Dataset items
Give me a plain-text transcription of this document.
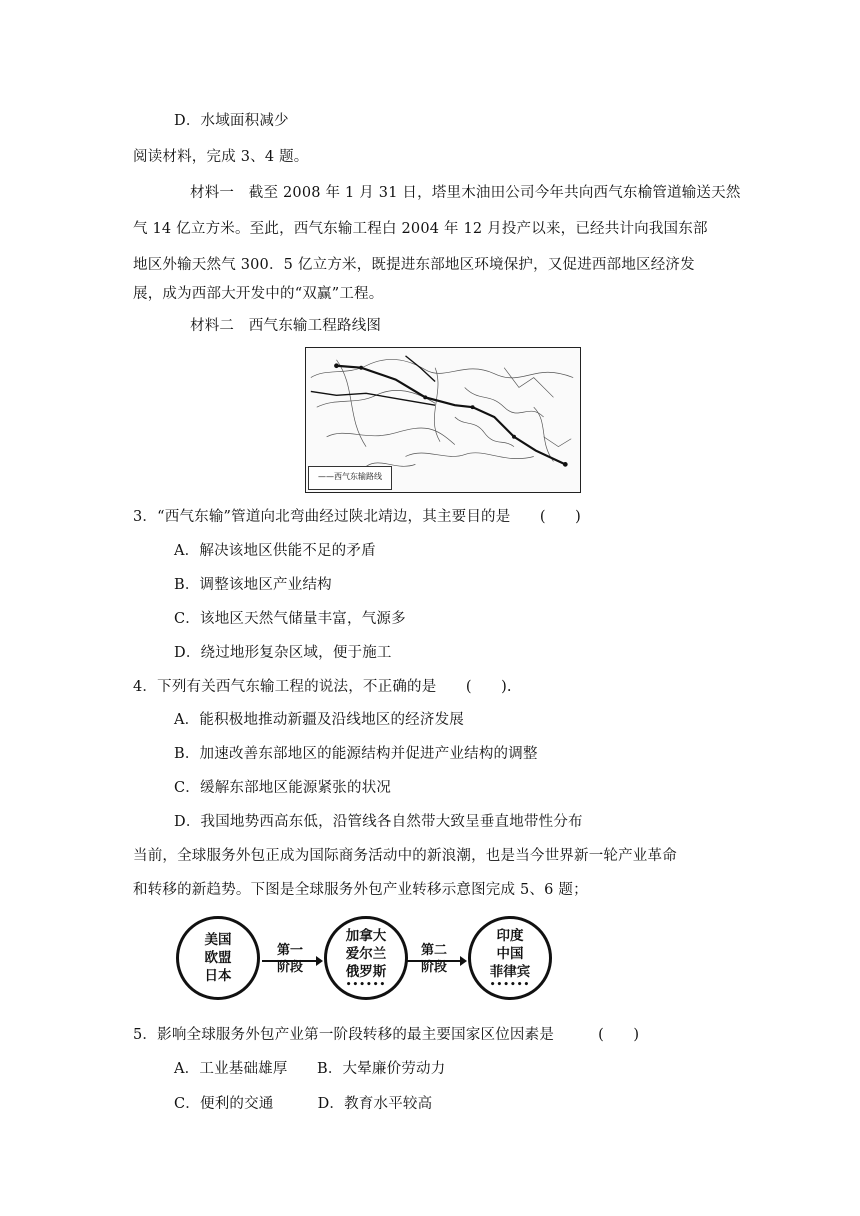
D．水域面积减少
阅读材料，完成 3、4 题。
材料一　截至 2008 年 1 月 31 日，塔里木油田公司今年共向西气东榆管道输送天然
气 14 亿立方米。至此，西气东输工程白 2004 年 12 月投产以来，已经共计向我国东部
地区外输天然气 300．5 亿立方米，既提进东部地区环境保护，又促进西部地区经济发
展，成为西部大开发中的“双赢”工程。
材料二　西气东输工程路线图
——西气东输路线
3．“西气东输”管道向北弯曲经过陕北靖边，其主要目的是　　(　　)
A．解决该地区供能不足的矛盾
B．调整该地区产业结构
C．该地区天然气储量丰富，气源多
D．绕过地形复杂区域，便于施工
4．下列有关西气东输工程的说法，不正确的是　　(　　).
A．能积极地推动新疆及沿线地区的经济发展
B．加速改善东部地区的能源结构并促进产业结构的调整
C．缓解东部地区能源紧张的状况
D．我国地势西高东低，沿管线各自然带大致呈垂直地带性分布
当前，全球服务外包正成为国际商务活动中的新浪潮，也是当今世界新一轮产业革命
和转移的新趋势。下图是全球服务外包产业转移示意图完成 5、6 题；
美国
欧盟
日本
第一
阶段
加拿大
爱尔兰
俄罗斯
••••••
第二
阶段
印度
中国
菲律宾
••••••
5．影响全球服务外包产业第一阶段转移的最主要国家区位因素是　　　(　　)
A．工业基础雄厚　　B．大晕廉价劳动力
C．便利的交通　　　D．教育水平较高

WHAT YOU SHOULD DO:
Using the records above, gather all lines where the string "亿立方米" is present.

ANSWER TO THE PROBLEM:
气 14 亿立方米。至此，西气东输工程白 2004 年 12 月投产以来，已经共计向我国东部
地区外输天然气 300．5 亿立方米，既提进东部地区环境保护，又促进西部地区经济发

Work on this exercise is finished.